<<<<

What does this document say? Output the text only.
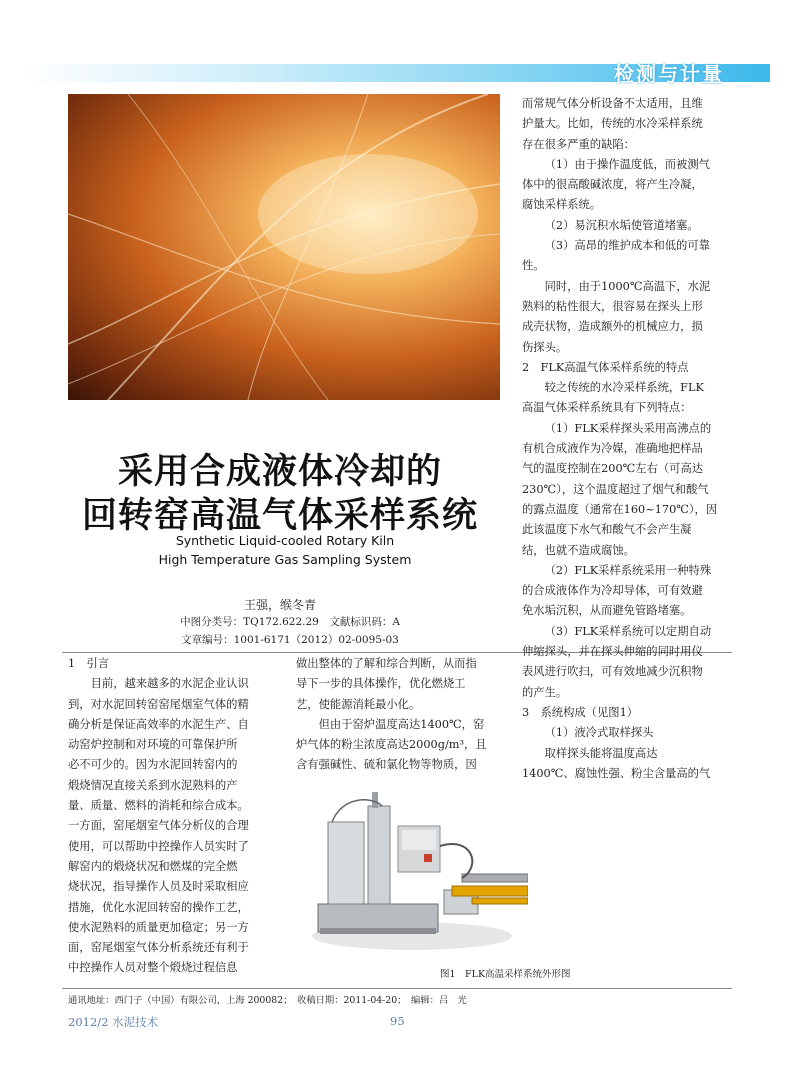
检测与计量
采用合成液体冷却的
回转窑高温气体采样系统
Synthetic Liquid-cooled Rotary Kiln
High Temperature Gas Sampling System
王强，缑冬青
中图分类号：TQ172.622.29　文献标识码：A
文章编号：1001-6171（2012）02-0095-03

1　引言

目前，越来越多的水泥企业认识

到，对水泥回转窑窑尾烟室气体的精

确分析是保证高效率的水泥生产、自

动窑炉控制和对环境的可靠保护所

必不可少的。因为水泥回转窑内的

煅烧情况直接关系到水泥熟料的产

量、质量、燃料的消耗和综合成本。

一方面，窑尾烟室气体分析仪的合理

使用，可以帮助中控操作人员实时了

解窑内的煅烧状况和燃煤的完全燃

烧状况，指导操作人员及时采取相应

措施，优化水泥回转窑的操作工艺，

使水泥熟料的质量更加稳定；另一方

面，窑尾烟室气体分析系统还有利于

中控操作人员对整个煅烧过程信息

做出整体的了解和综合判断，从而指

导下一步的具体操作，优化燃烧工

艺，使能源消耗最小化。

但由于窑炉温度高达1400℃，窑

炉气体的粉尘浓度高达2000g/m³，且

含有强碱性、硫和氯化物等物质，因

而常规气体分析设备不太适用，且维

护量大。比如，传统的水冷采样系统

存在很多严重的缺陷：

（1）由于操作温度低，而被测气

体中的很高酸碱浓度，将产生冷凝，

腐蚀采样系统。

（2）易沉积水垢使管道堵塞。

（3）高昂的维护成本和低的可靠

性。

同时，由于1000℃高温下，水泥

熟料的粘性很大，很容易在探头上形

成壳状物，造成额外的机械应力，损

伤探头。

2　FLK高温气体采样系统的特点

较之传统的水冷采样系统，FLK

高温气体采样系统具有下列特点：

（1）FLK采样探头采用高沸点的

有机合成液作为冷媒，准确地把样品

气的温度控制在200℃左右（可高达

230℃），这个温度超过了烟气和酸气

的露点温度（通常在160~170℃），因

此该温度下水气和酸气不会产生凝

结，也就不造成腐蚀。

（2）FLK采样系统采用一种特殊

的合成液体作为冷却导体，可有效避

免水垢沉积，从而避免管路堵塞。

（3）FLK采样系统可以定期自动

伸缩探头，并在探头伸缩的同时用仪

表风进行吹扫，可有效地减少沉积物

的产生。

3　系统构成（见图1）

（1）液冷式取样探头

取样探头能将温度高达

1400℃、腐蚀性强、粉尘含量高的气

图1　FLK高温采样系统外形图
通讯地址：西门子（中国）有限公司，上海 200082；　收稿日期：2011-04-20；　编辑：吕　光
2012/2 水泥技术	95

>>>>

Write the entries above out in full, exactly, with no images.

What does this document say? Output the text only.
检测与计量
采用合成液体冷却的
回转窑高温气体采样系统
Synthetic Liquid-cooled Rotary Kiln
High Temperature Gas Sampling System
王强，缑冬青
中图分类号：TQ172.622.29　文献标识码：A
文章编号：1001-6171（2012）02-0095-03

1　引言

目前，越来越多的水泥企业认识

到，对水泥回转窑窑尾烟室气体的精

确分析是保证高效率的水泥生产、自

动窑炉控制和对环境的可靠保护所

必不可少的。因为水泥回转窑内的

煅烧情况直接关系到水泥熟料的产

量、质量、燃料的消耗和综合成本。

一方面，窑尾烟室气体分析仪的合理

使用，可以帮助中控操作人员实时了

解窑内的煅烧状况和燃煤的完全燃

烧状况，指导操作人员及时采取相应

措施，优化水泥回转窑的操作工艺，

使水泥熟料的质量更加稳定；另一方

面，窑尾烟室气体分析系统还有利于

中控操作人员对整个煅烧过程信息

做出整体的了解和综合判断，从而指

导下一步的具体操作，优化燃烧工

艺，使能源消耗最小化。

但由于窑炉温度高达1400℃，窑

炉气体的粉尘浓度高达2000g/m³，且

含有强碱性、硫和氯化物等物质，因

而常规气体分析设备不太适用，且维

护量大。比如，传统的水冷采样系统

存在很多严重的缺陷：

（1）由于操作温度低，而被测气

体中的很高酸碱浓度，将产生冷凝，

腐蚀采样系统。

（2）易沉积水垢使管道堵塞。

（3）高昂的维护成本和低的可靠

性。

同时，由于1000℃高温下，水泥

熟料的粘性很大，很容易在探头上形

成壳状物，造成额外的机械应力，损

伤探头。

2　FLK高温气体采样系统的特点

较之传统的水冷采样系统，FLK

高温气体采样系统具有下列特点：

（1）FLK采样探头采用高沸点的

有机合成液作为冷媒，准确地把样品

气的温度控制在200℃左右（可高达

230℃），这个温度超过了烟气和酸气

的露点温度（通常在160~170℃），因

此该温度下水气和酸气不会产生凝

结，也就不造成腐蚀。

（2）FLK采样系统采用一种特殊

的合成液体作为冷却导体，可有效避

免水垢沉积，从而避免管路堵塞。

（3）FLK采样系统可以定期自动

伸缩探头，并在探头伸缩的同时用仪

表风进行吹扫，可有效地减少沉积物

的产生。

3　系统构成（见图1）

（1）液冷式取样探头

取样探头能将温度高达

1400℃、腐蚀性强、粉尘含量高的气

图1　FLK高温采样系统外形图
通讯地址：西门子（中国）有限公司，上海 200082；　收稿日期：2011-04-20；　编辑：吕　光
2012/2 水泥技术	95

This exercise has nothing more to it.